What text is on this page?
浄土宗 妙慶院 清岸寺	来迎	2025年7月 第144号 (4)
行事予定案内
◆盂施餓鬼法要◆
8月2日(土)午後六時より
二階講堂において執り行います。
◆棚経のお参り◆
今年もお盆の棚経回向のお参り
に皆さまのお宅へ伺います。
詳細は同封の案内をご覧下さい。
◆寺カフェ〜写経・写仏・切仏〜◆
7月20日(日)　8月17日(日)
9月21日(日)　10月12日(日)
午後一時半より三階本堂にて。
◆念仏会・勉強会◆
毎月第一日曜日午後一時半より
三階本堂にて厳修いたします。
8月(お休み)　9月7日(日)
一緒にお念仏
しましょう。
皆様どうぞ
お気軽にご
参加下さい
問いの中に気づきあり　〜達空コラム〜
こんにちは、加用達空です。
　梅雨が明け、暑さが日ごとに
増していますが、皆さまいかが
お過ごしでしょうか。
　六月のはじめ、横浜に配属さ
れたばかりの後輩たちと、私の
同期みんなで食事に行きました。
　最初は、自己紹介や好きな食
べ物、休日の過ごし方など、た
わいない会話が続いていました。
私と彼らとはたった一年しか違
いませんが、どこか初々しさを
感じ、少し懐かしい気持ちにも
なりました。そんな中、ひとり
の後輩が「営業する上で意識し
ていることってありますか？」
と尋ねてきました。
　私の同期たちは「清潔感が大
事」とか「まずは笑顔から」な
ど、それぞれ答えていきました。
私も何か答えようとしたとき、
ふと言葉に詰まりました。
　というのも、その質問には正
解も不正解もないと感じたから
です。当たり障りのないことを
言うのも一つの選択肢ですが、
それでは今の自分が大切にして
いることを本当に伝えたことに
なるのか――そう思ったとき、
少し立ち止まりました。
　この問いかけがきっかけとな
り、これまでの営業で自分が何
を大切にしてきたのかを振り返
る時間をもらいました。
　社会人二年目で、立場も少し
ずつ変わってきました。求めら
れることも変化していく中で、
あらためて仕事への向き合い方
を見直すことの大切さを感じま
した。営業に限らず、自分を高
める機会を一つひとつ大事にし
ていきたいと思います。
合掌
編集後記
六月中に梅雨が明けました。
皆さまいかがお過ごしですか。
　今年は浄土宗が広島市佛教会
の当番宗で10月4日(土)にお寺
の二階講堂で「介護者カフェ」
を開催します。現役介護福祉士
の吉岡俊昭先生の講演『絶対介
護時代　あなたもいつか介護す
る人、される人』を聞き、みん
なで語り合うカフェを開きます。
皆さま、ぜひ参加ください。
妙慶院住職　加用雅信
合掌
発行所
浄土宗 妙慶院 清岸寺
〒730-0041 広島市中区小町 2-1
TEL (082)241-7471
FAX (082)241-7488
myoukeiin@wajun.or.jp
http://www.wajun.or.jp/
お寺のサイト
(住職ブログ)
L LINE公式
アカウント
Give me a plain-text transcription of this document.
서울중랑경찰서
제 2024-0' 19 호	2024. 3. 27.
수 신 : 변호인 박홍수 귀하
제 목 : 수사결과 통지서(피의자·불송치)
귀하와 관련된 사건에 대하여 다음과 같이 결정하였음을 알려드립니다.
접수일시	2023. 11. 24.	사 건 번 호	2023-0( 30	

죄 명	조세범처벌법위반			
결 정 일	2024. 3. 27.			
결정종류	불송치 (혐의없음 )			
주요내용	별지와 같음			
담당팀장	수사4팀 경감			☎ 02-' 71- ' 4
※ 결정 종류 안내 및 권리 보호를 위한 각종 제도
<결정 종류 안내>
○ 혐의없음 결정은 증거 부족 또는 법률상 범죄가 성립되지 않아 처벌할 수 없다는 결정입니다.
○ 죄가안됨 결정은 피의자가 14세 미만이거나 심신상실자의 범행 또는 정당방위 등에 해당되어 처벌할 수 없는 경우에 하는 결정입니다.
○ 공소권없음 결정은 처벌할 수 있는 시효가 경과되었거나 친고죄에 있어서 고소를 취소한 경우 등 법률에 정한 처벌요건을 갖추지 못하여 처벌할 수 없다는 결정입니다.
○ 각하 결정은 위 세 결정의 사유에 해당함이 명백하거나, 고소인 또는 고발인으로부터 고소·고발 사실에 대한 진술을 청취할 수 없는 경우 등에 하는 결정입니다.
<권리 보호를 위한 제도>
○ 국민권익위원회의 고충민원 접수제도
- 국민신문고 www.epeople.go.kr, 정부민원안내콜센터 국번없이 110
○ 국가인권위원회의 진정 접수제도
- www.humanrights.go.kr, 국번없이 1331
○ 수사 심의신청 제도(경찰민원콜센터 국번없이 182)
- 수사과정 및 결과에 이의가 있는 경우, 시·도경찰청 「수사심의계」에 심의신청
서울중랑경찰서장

◇ ◇ ◇ ◇

_REQUIREMENT_
Each record above should be repeated exactly as it appears.

_COMPLETE RESPONSE_
What text is on this page?
浄土宗 妙慶院 清岸寺	来迎	2025年7月 第144号 (4)
行事予定案内
◆盂施餓鬼法要◆
8月2日(土)午後六時より
二階講堂において執り行います。
◆棚経のお参り◆
今年もお盆の棚経回向のお参り
に皆さまのお宅へ伺います。
詳細は同封の案内をご覧下さい。
◆寺カフェ〜写経・写仏・切仏〜◆
7月20日(日)　8月17日(日)
9月21日(日)　10月12日(日)
午後一時半より三階本堂にて。
◆念仏会・勉強会◆
毎月第一日曜日午後一時半より
三階本堂にて厳修いたします。
8月(お休み)　9月7日(日)
一緒にお念仏
しましょう。
皆様どうぞ
お気軽にご
参加下さい
問いの中に気づきあり　〜達空コラム〜
こんにちは、加用達空です。
　梅雨が明け、暑さが日ごとに
増していますが、皆さまいかが
お過ごしでしょうか。
　六月のはじめ、横浜に配属さ
れたばかりの後輩たちと、私の
同期みんなで食事に行きました。
　最初は、自己紹介や好きな食
べ物、休日の過ごし方など、た
わいない会話が続いていました。
私と彼らとはたった一年しか違
いませんが、どこか初々しさを
感じ、少し懐かしい気持ちにも
なりました。そんな中、ひとり
の後輩が「営業する上で意識し
ていることってありますか？」
と尋ねてきました。
　私の同期たちは「清潔感が大
事」とか「まずは笑顔から」な
ど、それぞれ答えていきました。
私も何か答えようとしたとき、
ふと言葉に詰まりました。
　というのも、その質問には正
解も不正解もないと感じたから
です。当たり障りのないことを
言うのも一つの選択肢ですが、
それでは今の自分が大切にして
いることを本当に伝えたことに
なるのか――そう思ったとき、
少し立ち止まりました。
　この問いかけがきっかけとな
り、これまでの営業で自分が何
を大切にしてきたのかを振り返
る時間をもらいました。
　社会人二年目で、立場も少し
ずつ変わってきました。求めら
れることも変化していく中で、
あらためて仕事への向き合い方
を見直すことの大切さを感じま
した。営業に限らず、自分を高
める機会を一つひとつ大事にし
ていきたいと思います。
合掌
編集後記
六月中に梅雨が明けました。
皆さまいかがお過ごしですか。
　今年は浄土宗が広島市佛教会
の当番宗で10月4日(土)にお寺
の二階講堂で「介護者カフェ」
を開催します。現役介護福祉士
の吉岡俊昭先生の講演『絶対介
護時代　あなたもいつか介護す
る人、される人』を聞き、みん
なで語り合うカフェを開きます。
皆さま、ぜひ参加ください。
妙慶院住職　加用雅信
合掌
発行所
浄土宗 妙慶院 清岸寺
〒730-0041 広島市中区小町 2-1
TEL (082)241-7471
FAX (082)241-7488
myoukeiin@wajun.or.jp
http://www.wajun.or.jp/
お寺のサイト
(住職ブログ)
L LINE公式
アカウント
Give me a plain-text transcription of this document.
서울중랑경찰서
제 2024-0' 19 호	2024. 3. 27.
수 신 : 변호인 박홍수 귀하
제 목 : 수사결과 통지서(피의자·불송치)
귀하와 관련된 사건에 대하여 다음과 같이 결정하였음을 알려드립니다.
접수일시	2023. 11. 24.	사 건 번 호	2023-0( 30	

죄 명	조세범처벌법위반			
결 정 일	2024. 3. 27.			
결정종류	불송치 (혐의없음 )			
주요내용	별지와 같음			
담당팀장	수사4팀 경감			☎ 02-' 71- ' 4
※ 결정 종류 안내 및 권리 보호를 위한 각종 제도
<결정 종류 안내>
○ 혐의없음 결정은 증거 부족 또는 법률상 범죄가 성립되지 않아 처벌할 수 없다는 결정입니다.
○ 죄가안됨 결정은 피의자가 14세 미만이거나 심신상실자의 범행 또는 정당방위 등에 해당되어 처벌할 수 없는 경우에 하는 결정입니다.
○ 공소권없음 결정은 처벌할 수 있는 시효가 경과되었거나 친고죄에 있어서 고소를 취소한 경우 등 법률에 정한 처벌요건을 갖추지 못하여 처벌할 수 없다는 결정입니다.
○ 각하 결정은 위 세 결정의 사유에 해당함이 명백하거나, 고소인 또는 고발인으로부터 고소·고발 사실에 대한 진술을 청취할 수 없는 경우 등에 하는 결정입니다.
<권리 보호를 위한 제도>
○ 국민권익위원회의 고충민원 접수제도
- 국민신문고 www.epeople.go.kr, 정부민원안내콜센터 국번없이 110
○ 국가인권위원회의 진정 접수제도
- www.humanrights.go.kr, 국번없이 1331
○ 수사 심의신청 제도(경찰민원콜센터 국번없이 182)
- 수사과정 및 결과에 이의가 있는 경우, 시·도경찰청 「수사심의계」에 심의신청
서울중랑경찰서장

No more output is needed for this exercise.